-- Start Given information --
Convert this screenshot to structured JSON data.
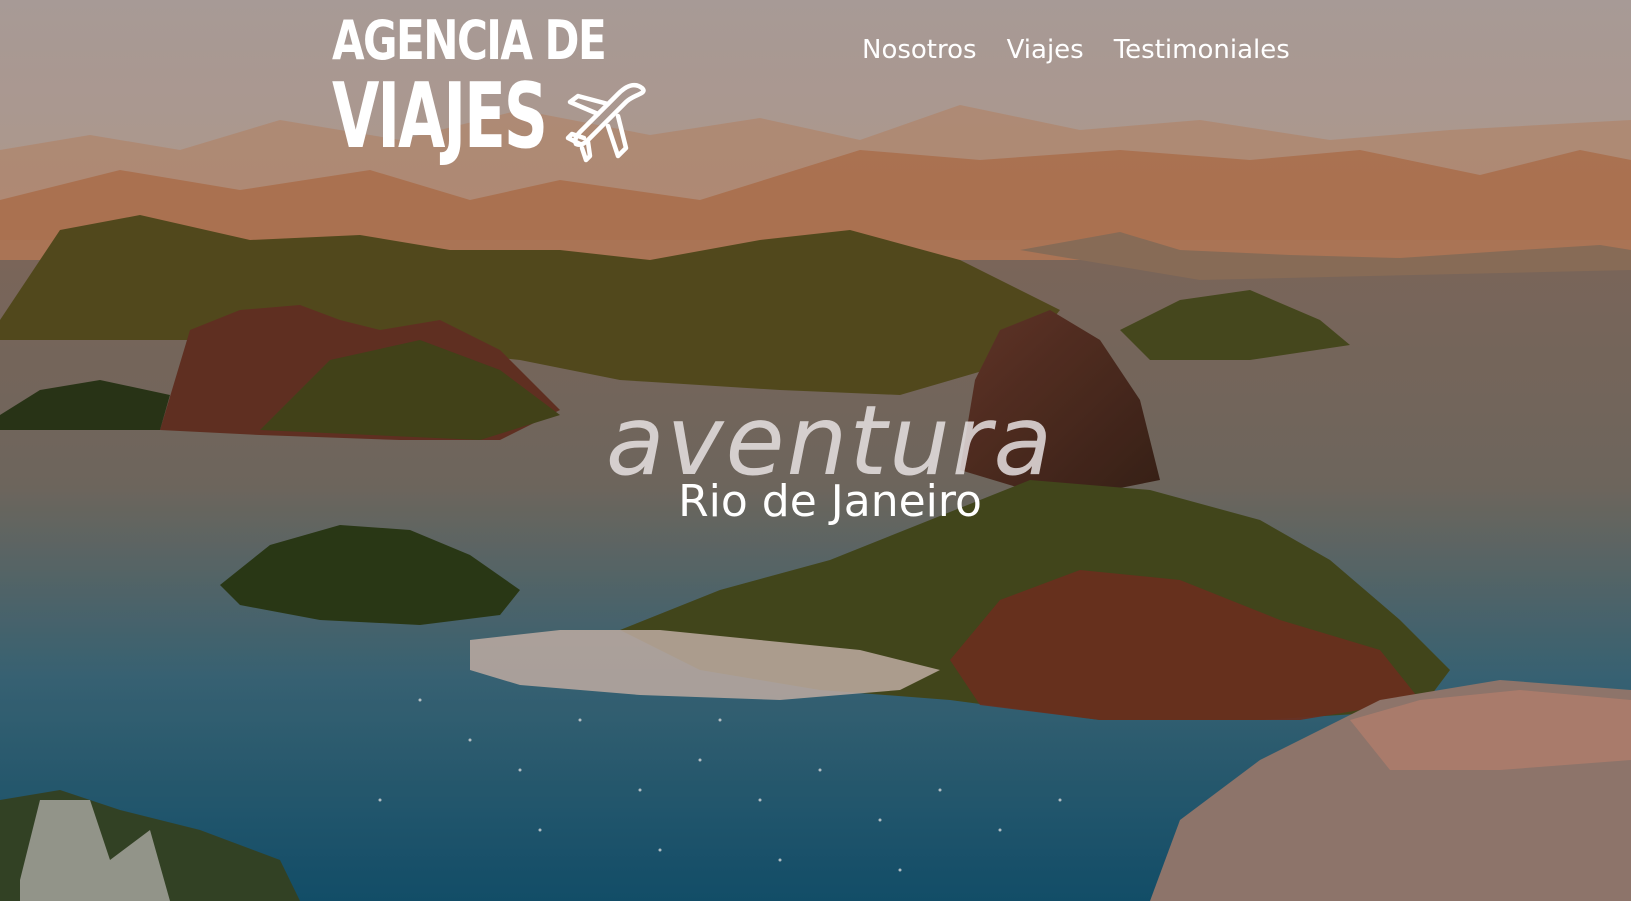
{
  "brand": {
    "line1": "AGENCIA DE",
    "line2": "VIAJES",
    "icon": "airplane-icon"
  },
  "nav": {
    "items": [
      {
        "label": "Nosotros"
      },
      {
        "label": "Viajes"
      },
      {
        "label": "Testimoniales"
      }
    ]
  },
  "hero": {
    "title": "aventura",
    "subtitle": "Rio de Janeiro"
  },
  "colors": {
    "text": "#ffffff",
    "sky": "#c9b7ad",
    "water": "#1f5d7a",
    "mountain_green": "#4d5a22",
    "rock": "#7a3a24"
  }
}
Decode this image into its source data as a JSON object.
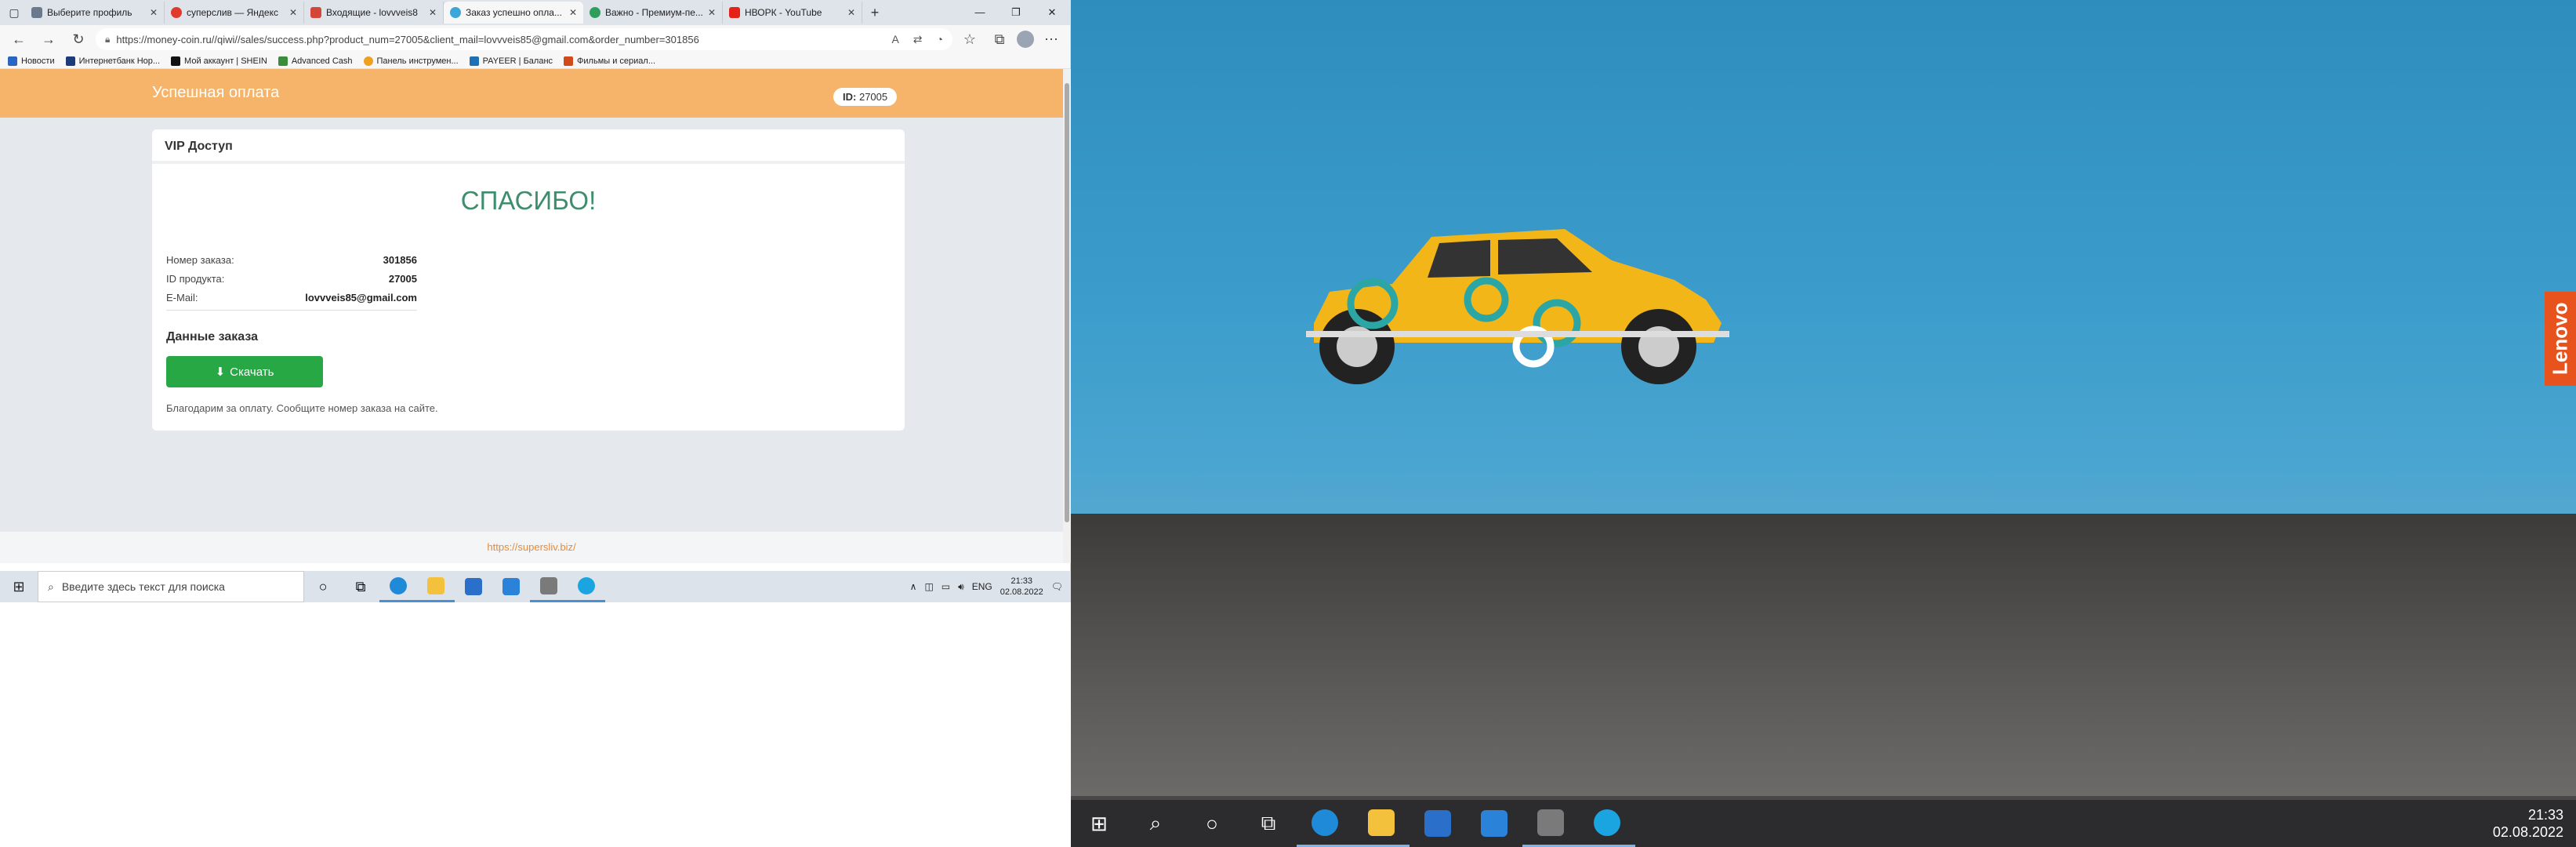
-- End Given information --
-- Start Given information --
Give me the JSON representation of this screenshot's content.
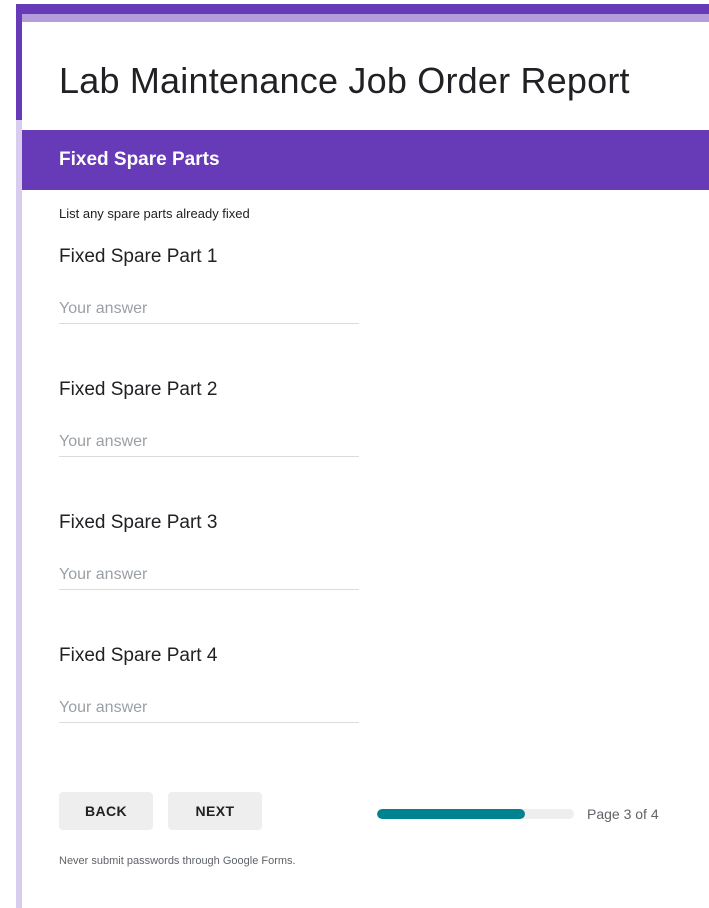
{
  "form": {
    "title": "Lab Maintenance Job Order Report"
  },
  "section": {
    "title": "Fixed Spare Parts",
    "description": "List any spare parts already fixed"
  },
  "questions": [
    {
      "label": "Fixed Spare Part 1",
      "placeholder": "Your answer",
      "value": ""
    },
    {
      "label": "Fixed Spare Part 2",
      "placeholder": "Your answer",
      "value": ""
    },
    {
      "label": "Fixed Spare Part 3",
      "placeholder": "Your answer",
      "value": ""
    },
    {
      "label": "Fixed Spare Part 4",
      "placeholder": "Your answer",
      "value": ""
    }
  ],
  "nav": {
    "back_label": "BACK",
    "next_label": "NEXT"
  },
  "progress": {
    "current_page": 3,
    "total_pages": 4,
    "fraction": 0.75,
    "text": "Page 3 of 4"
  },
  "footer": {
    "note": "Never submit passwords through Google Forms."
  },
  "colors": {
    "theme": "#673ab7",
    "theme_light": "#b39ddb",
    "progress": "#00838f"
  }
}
-- End Given information --
Task to complete: Quote only the lines running from the line with "Convert this screenshot" to the line with "Decode this image", ends included, exactly as they appear and without the pictures.

Finished exercise:
Convert this screenshot to structured JSON data.
{
  "brand": {
    "line1": "AGENCIA DE",
    "line2": "VIAJES",
    "icon": "airplane-icon"
  },
  "nav": {
    "items": [
      {
        "label": "Nosotros"
      },
      {
        "label": "Viajes"
      },
      {
        "label": "Testimoniales"
      }
    ]
  },
  "hero": {
    "title": "aventura",
    "subtitle": "Rio de Janeiro"
  },
  "colors": {
    "text": "#ffffff",
    "sky": "#c9b7ad",
    "water": "#1f5d7a",
    "mountain_green": "#4d5a22",
    "rock": "#7a3a24"
  }
}
Decode this image into its source data as a JSON object.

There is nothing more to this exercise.